Quote the entries word for word. Omit the pictures.
■ ■ ■ ■ ■
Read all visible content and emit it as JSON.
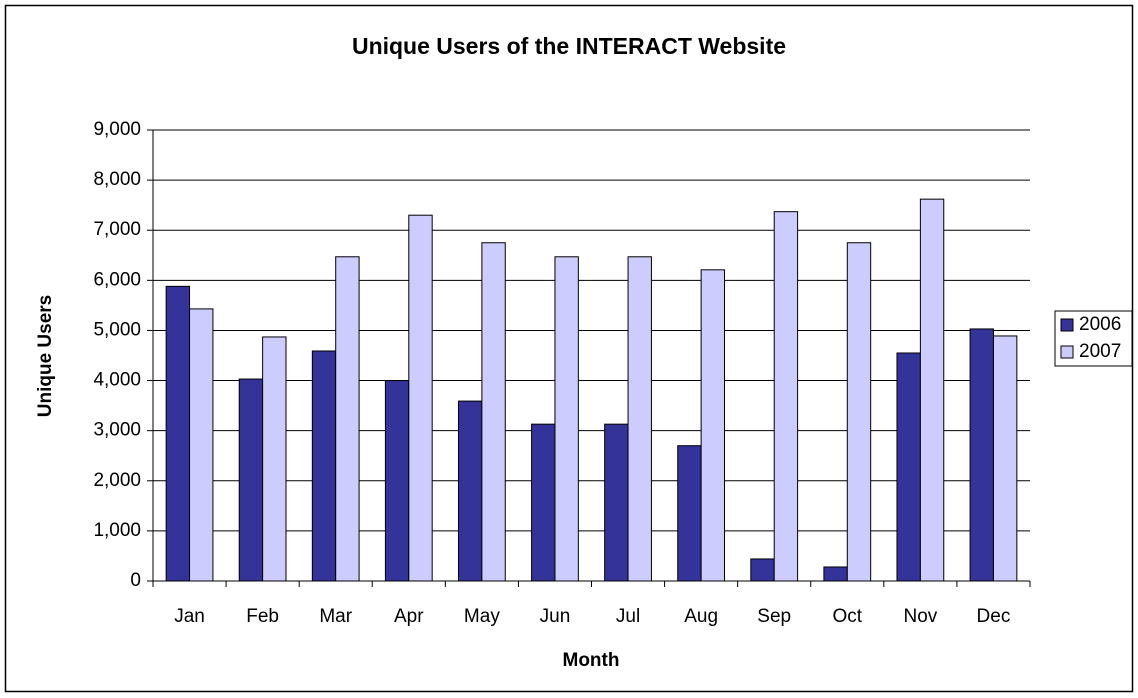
{
  "chart_data": {
    "type": "bar",
    "title": "Unique Users of the INTERACT Website",
    "x_label": "Month",
    "y_label": "Unique Users",
    "categories": [
      "Jan",
      "Feb",
      "Mar",
      "Apr",
      "May",
      "Jun",
      "Jul",
      "Aug",
      "Sep",
      "Oct",
      "Nov",
      "Dec"
    ],
    "series": [
      {
        "name": "2006",
        "color": "#333399",
        "values": [
          5880,
          4030,
          4590,
          4000,
          3590,
          3130,
          3130,
          2700,
          440,
          280,
          4550,
          5030
        ]
      },
      {
        "name": "2007",
        "color": "#ccccff",
        "values": [
          5430,
          4870,
          6470,
          7300,
          6750,
          6470,
          6470,
          6210,
          7370,
          6750,
          7620,
          4890
        ]
      }
    ],
    "ylim": [
      0,
      9000
    ],
    "yticks": [
      0,
      {
        "value": 1000,
        "label": "1,000"
      },
      {
        "value": 2000,
        "label": "2,000"
      },
      {
        "value": 3000,
        "label": "3,000"
      },
      {
        "value": 4000,
        "label": "4,000"
      },
      {
        "value": 5000,
        "label": "5,000"
      },
      {
        "value": 6000,
        "label": "6,000"
      },
      {
        "value": 7000,
        "label": "7,000"
      },
      {
        "value": 8000,
        "label": "8,000"
      },
      {
        "value": 9000,
        "label": "9,000"
      }
    ],
    "grid": true,
    "legend": "right"
  }
}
■ ■ ■ ■ ■
__RESULT__.
Read all visible content and emit it as JSON.
{
  "chart_data": {
    "type": "bar",
    "title": "Unique Users of the INTERACT Website",
    "x_label": "Month",
    "y_label": "Unique Users",
    "categories": [
      "Jan",
      "Feb",
      "Mar",
      "Apr",
      "May",
      "Jun",
      "Jul",
      "Aug",
      "Sep",
      "Oct",
      "Nov",
      "Dec"
    ],
    "series": [
      {
        "name": "2006",
        "color": "#333399",
        "values": [
          5880,
          4030,
          4590,
          4000,
          3590,
          3130,
          3130,
          2700,
          440,
          280,
          4550,
          5030
        ]
      },
      {
        "name": "2007",
        "color": "#ccccff",
        "values": [
          5430,
          4870,
          6470,
          7300,
          6750,
          6470,
          6470,
          6210,
          7370,
          6750,
          7620,
          4890
        ]
      }
    ],
    "ylim": [
      0,
      9000
    ],
    "yticks": [
      0,
      {
        "value": 1000,
        "label": "1,000"
      },
      {
        "value": 2000,
        "label": "2,000"
      },
      {
        "value": 3000,
        "label": "3,000"
      },
      {
        "value": 4000,
        "label": "4,000"
      },
      {
        "value": 5000,
        "label": "5,000"
      },
      {
        "value": 6000,
        "label": "6,000"
      },
      {
        "value": 7000,
        "label": "7,000"
      },
      {
        "value": 8000,
        "label": "8,000"
      },
      {
        "value": 9000,
        "label": "9,000"
      }
    ],
    "grid": true,
    "legend": "right"
  }
}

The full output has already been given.